## Exercise description
Gather every line holding the string "value".

## Records
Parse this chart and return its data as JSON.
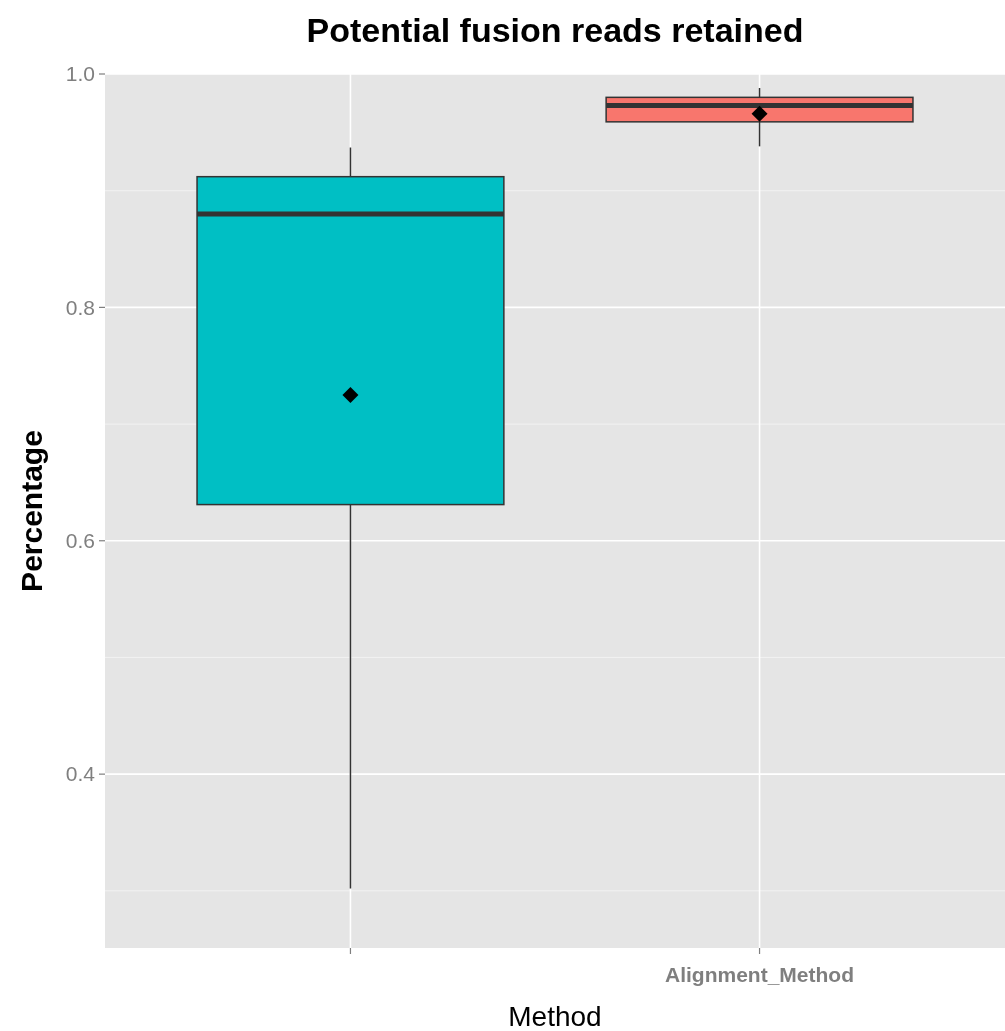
{
  "chart_data": {
    "type": "box",
    "title": "Potential fusion reads retained",
    "xlabel": "Method",
    "ylabel": "Percentage",
    "categories": [
      null,
      "Alignment_Method"
    ],
    "colors": [
      "#00bfc4",
      "#f8766d"
    ],
    "boxes": [
      {
        "low": 0.302,
        "q1": 0.631,
        "median": 0.88,
        "q3": 0.912,
        "high": 0.937,
        "mean": 0.725
      },
      {
        "low": 0.938,
        "q1": 0.959,
        "median": 0.973,
        "q3": 0.98,
        "high": 0.988,
        "mean": 0.966
      }
    ],
    "marker": "diamond",
    "ylim": [
      0.251,
      1.0
    ],
    "yticks": [
      {
        "value": 0.3,
        "label": null
      },
      {
        "value": 0.4,
        "label": "0.4"
      },
      {
        "value": 0.5,
        "label": null
      },
      {
        "value": 0.6,
        "label": "0.6"
      },
      {
        "value": 0.7,
        "label": null
      },
      {
        "value": 0.8,
        "label": "0.8"
      },
      {
        "value": 0.9,
        "label": null
      },
      {
        "value": 1.0,
        "label": "1.0"
      }
    ],
    "grid": true
  }
}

## Written response
        "value": 0.3,
        "value": 0.4,
        "value": 0.5,
        "value": 0.6,
        "value": 0.7,
        "value": 0.8,
        "value": 0.9,
        "value": 1.0,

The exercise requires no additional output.